- [Dataset records on visual material]
-- start --

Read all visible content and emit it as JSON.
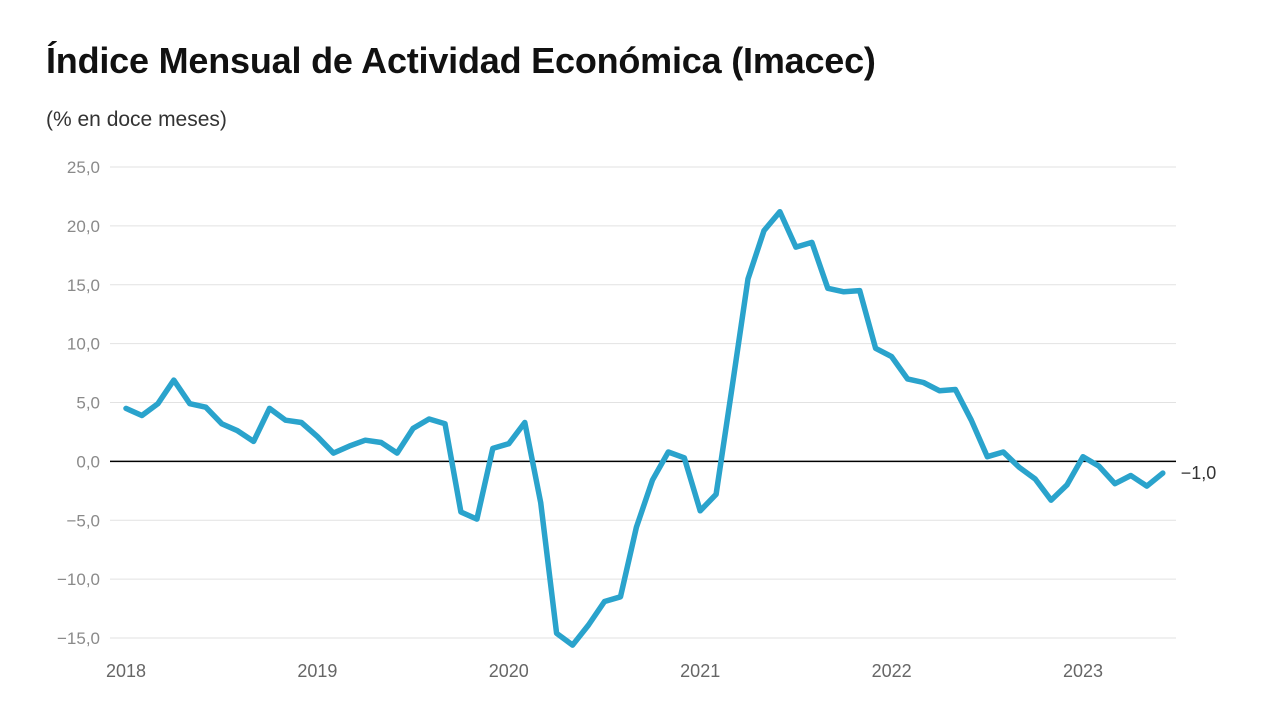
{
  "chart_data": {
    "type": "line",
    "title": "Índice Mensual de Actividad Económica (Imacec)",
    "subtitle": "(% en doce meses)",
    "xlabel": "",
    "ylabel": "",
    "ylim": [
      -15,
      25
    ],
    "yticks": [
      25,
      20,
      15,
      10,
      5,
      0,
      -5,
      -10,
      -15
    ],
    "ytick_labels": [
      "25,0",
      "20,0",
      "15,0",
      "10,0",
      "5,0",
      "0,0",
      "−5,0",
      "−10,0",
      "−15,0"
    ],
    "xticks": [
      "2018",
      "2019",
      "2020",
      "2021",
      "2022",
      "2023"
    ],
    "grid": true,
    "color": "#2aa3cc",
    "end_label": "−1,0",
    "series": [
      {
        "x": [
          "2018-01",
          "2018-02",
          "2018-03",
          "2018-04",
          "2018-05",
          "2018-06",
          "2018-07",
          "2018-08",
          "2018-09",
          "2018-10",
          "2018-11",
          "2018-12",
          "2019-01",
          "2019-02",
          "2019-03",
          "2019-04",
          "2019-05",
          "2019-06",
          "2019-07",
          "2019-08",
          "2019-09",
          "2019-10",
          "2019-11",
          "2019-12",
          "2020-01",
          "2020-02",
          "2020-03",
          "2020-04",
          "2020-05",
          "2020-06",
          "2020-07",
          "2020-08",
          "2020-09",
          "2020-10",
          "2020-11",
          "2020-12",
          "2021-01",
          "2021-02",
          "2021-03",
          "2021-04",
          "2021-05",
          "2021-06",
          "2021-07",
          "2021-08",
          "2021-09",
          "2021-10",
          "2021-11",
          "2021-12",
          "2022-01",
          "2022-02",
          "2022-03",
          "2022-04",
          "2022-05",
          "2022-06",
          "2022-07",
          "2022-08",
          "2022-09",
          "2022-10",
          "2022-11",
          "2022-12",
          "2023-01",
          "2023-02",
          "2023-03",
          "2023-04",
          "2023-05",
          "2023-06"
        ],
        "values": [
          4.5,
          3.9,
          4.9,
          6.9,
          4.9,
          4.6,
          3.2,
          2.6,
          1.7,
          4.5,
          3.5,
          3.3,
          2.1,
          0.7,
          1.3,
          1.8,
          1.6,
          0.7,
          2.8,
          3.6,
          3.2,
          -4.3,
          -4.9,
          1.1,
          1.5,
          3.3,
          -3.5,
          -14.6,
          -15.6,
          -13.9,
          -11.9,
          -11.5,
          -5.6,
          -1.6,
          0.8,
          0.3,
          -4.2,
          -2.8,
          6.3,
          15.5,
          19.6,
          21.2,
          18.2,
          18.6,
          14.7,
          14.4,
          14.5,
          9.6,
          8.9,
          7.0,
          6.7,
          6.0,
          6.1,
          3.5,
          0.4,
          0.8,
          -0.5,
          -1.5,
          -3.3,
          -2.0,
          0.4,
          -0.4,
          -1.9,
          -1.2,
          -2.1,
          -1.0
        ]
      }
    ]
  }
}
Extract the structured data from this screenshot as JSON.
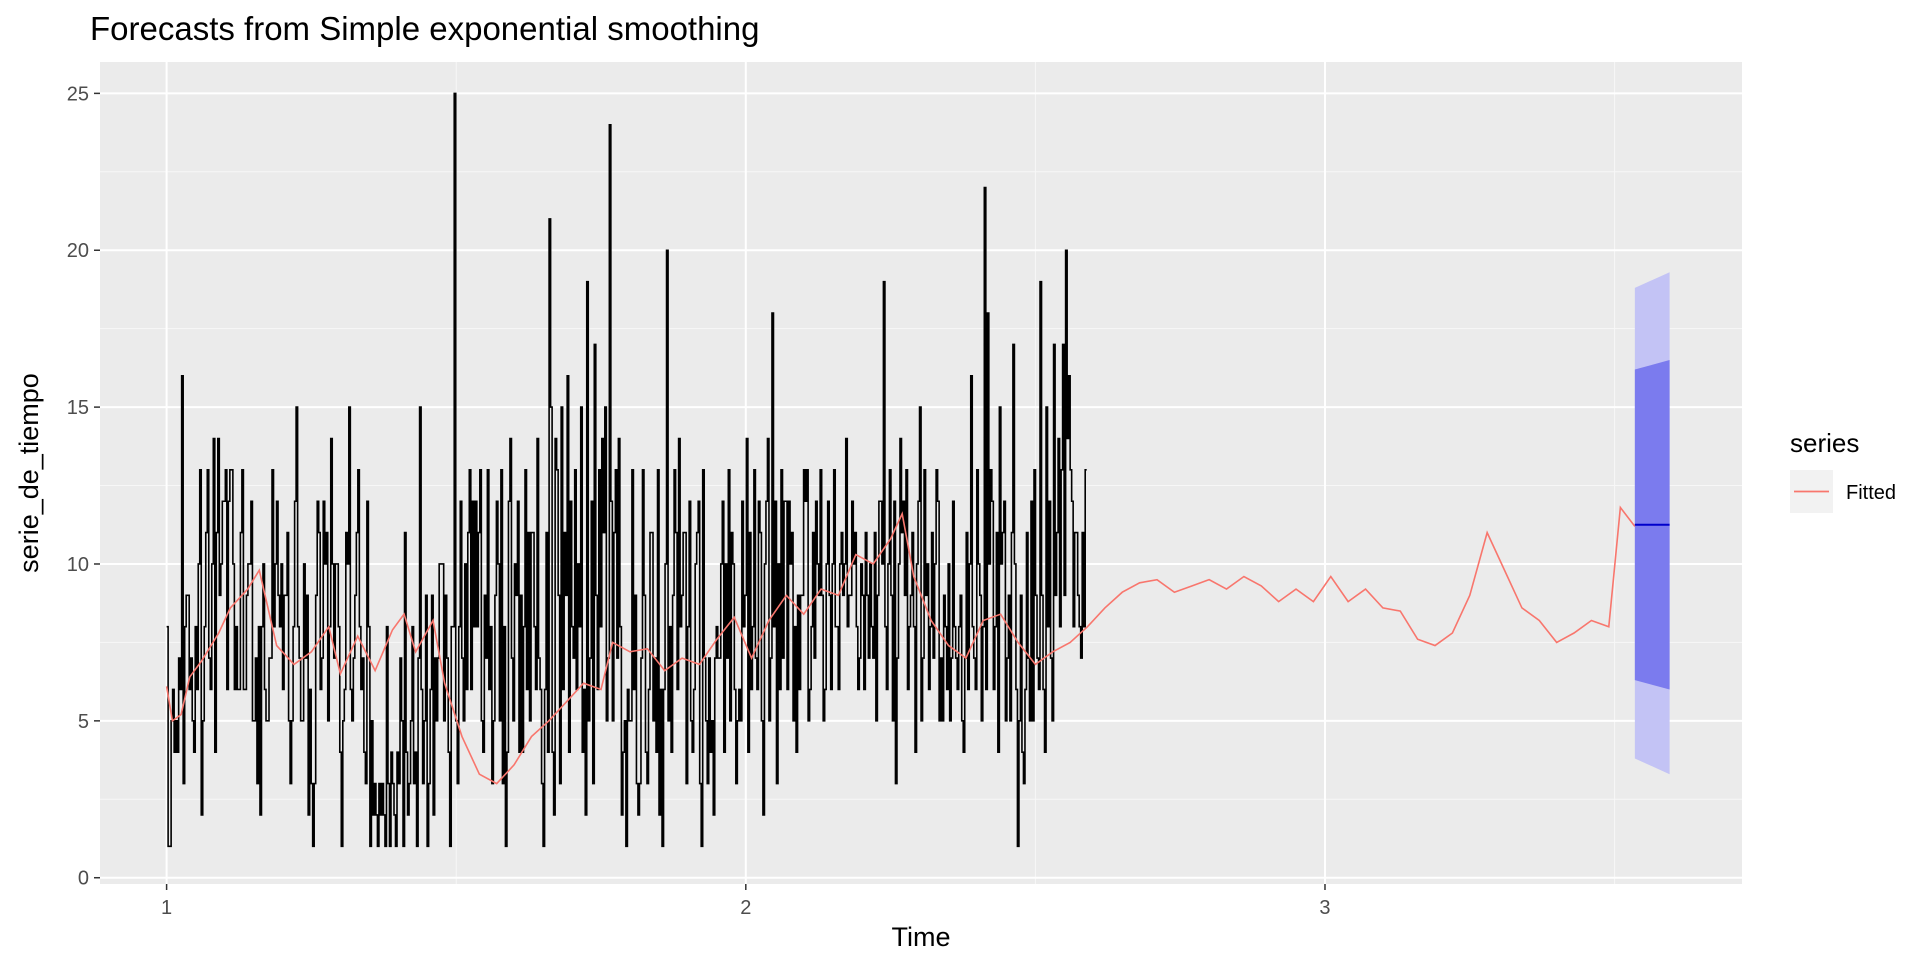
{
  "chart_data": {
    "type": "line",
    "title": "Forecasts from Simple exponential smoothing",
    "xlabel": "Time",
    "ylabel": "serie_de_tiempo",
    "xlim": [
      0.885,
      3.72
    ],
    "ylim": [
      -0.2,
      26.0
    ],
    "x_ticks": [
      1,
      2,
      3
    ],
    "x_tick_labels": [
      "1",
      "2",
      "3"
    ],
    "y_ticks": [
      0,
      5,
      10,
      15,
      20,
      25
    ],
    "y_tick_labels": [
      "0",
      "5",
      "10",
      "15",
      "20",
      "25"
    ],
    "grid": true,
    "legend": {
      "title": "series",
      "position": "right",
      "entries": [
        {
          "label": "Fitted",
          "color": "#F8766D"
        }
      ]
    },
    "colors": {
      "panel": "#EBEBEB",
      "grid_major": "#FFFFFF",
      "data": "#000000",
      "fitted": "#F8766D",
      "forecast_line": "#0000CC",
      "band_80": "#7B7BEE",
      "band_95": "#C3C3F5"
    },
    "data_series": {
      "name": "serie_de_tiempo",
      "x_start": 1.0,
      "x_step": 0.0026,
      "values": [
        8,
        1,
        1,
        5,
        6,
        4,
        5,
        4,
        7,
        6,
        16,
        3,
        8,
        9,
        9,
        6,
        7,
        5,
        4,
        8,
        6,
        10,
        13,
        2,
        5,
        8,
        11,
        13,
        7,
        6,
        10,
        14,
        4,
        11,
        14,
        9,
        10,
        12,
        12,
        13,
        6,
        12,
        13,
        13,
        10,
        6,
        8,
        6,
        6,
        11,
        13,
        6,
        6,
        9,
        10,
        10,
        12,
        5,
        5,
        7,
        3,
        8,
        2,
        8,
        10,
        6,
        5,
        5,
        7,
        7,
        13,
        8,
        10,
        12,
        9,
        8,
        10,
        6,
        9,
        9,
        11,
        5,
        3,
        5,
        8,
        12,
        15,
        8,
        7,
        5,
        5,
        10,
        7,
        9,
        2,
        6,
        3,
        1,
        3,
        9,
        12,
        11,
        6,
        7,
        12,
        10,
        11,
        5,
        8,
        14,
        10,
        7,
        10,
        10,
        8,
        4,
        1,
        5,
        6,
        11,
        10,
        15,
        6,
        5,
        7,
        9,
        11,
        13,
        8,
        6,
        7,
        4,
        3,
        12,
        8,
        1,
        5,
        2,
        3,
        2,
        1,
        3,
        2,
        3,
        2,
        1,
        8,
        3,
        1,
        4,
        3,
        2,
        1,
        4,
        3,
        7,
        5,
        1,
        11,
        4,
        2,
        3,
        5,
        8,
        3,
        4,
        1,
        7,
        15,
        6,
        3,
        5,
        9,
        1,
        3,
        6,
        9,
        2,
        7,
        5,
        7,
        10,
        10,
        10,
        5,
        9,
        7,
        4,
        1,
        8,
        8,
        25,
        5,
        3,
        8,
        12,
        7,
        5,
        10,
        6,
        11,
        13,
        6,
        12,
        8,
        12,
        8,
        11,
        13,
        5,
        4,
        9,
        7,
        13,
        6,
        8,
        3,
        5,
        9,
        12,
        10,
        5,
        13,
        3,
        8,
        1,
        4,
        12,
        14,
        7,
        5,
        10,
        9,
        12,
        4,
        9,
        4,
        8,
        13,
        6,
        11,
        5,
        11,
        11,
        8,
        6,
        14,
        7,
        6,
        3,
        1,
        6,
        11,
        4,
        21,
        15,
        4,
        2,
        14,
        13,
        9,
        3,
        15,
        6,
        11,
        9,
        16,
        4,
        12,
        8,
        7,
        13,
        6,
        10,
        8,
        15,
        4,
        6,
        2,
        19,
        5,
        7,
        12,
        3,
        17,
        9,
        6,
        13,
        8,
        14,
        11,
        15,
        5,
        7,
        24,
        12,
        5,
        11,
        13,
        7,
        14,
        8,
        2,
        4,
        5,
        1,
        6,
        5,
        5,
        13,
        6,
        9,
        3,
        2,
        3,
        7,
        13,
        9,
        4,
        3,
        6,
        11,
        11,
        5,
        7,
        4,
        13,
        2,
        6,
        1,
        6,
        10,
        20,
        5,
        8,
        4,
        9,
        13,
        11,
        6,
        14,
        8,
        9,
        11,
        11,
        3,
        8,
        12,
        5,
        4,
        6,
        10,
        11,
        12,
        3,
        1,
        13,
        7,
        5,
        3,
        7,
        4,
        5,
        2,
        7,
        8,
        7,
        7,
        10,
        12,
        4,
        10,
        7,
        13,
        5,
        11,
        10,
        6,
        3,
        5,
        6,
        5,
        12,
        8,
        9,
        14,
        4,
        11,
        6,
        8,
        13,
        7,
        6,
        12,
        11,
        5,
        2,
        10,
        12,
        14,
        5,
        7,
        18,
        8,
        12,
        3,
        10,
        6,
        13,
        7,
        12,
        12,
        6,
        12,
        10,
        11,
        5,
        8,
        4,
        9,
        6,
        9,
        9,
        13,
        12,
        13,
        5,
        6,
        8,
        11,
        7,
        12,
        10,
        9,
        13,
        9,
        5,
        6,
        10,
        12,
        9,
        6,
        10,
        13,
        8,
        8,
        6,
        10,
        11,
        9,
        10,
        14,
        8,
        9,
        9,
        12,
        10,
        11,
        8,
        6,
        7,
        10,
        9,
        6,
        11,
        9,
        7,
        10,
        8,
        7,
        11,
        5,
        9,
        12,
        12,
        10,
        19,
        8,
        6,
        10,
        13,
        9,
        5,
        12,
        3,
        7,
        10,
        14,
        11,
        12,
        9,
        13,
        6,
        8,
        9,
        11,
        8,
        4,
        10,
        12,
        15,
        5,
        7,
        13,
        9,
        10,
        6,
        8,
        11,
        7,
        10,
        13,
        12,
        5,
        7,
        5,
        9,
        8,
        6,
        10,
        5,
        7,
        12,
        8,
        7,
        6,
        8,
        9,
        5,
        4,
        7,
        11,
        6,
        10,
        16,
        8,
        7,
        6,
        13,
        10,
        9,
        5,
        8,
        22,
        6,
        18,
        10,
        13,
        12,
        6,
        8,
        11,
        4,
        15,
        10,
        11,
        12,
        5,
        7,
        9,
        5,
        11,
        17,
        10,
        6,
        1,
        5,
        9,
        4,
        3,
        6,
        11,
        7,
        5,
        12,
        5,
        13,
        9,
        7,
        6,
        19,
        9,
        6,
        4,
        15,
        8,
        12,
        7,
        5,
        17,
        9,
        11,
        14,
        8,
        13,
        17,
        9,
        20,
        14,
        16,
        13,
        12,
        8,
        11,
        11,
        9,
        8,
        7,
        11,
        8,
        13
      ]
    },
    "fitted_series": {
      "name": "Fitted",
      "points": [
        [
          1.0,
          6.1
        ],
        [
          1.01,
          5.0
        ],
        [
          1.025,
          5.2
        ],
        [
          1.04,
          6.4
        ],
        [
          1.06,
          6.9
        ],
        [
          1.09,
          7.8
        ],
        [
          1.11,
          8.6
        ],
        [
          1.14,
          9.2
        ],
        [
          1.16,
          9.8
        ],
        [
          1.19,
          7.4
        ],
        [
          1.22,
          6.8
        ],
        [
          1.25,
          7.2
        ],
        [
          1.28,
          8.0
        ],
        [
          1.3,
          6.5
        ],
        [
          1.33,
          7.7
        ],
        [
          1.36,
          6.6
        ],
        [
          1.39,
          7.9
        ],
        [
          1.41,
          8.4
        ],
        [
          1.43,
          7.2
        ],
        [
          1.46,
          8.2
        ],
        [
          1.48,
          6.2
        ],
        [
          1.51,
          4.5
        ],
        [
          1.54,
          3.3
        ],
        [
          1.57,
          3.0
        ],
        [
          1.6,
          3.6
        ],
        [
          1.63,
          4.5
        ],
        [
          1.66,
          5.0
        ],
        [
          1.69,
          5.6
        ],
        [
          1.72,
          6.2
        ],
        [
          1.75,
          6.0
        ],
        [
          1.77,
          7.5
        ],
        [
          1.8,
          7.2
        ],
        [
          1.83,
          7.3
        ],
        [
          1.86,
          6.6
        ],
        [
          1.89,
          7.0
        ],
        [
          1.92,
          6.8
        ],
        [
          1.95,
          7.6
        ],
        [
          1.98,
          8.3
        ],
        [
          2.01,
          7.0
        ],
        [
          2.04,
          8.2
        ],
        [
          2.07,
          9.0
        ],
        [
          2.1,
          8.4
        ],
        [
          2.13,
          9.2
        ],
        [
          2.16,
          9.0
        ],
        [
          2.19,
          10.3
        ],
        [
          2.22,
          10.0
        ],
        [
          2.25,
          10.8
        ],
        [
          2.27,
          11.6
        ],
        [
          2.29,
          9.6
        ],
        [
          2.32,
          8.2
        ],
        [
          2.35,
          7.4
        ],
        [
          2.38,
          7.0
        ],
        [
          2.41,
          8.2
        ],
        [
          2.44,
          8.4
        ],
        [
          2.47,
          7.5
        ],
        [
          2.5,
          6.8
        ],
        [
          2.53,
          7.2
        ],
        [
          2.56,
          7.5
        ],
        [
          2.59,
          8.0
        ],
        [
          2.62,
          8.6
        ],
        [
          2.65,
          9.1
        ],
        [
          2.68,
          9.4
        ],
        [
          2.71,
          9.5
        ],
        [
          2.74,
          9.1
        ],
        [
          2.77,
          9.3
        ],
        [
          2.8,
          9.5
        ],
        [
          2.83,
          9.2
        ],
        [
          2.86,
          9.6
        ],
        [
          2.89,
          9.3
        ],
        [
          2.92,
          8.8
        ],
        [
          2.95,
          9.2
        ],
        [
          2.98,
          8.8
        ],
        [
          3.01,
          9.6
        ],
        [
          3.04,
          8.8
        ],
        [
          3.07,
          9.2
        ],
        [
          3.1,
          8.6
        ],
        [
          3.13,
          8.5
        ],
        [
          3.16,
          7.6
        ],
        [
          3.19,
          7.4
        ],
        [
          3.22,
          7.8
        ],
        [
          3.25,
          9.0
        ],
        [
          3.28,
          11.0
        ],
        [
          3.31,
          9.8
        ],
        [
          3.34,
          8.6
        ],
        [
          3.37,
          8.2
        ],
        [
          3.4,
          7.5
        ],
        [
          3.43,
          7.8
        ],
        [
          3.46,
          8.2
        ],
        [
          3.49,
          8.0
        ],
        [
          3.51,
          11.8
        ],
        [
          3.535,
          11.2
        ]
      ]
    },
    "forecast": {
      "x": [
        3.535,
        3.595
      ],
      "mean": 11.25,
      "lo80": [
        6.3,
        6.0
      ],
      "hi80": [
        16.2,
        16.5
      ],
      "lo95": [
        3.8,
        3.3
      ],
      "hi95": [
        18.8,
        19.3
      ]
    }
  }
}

-- end --

Search the data above for the string "from" and return every line that has it.

- [Answer to the exercise]
Extract the structured data from this screenshot as JSON.
    "title": "Forecasts from Simple exponential smoothing",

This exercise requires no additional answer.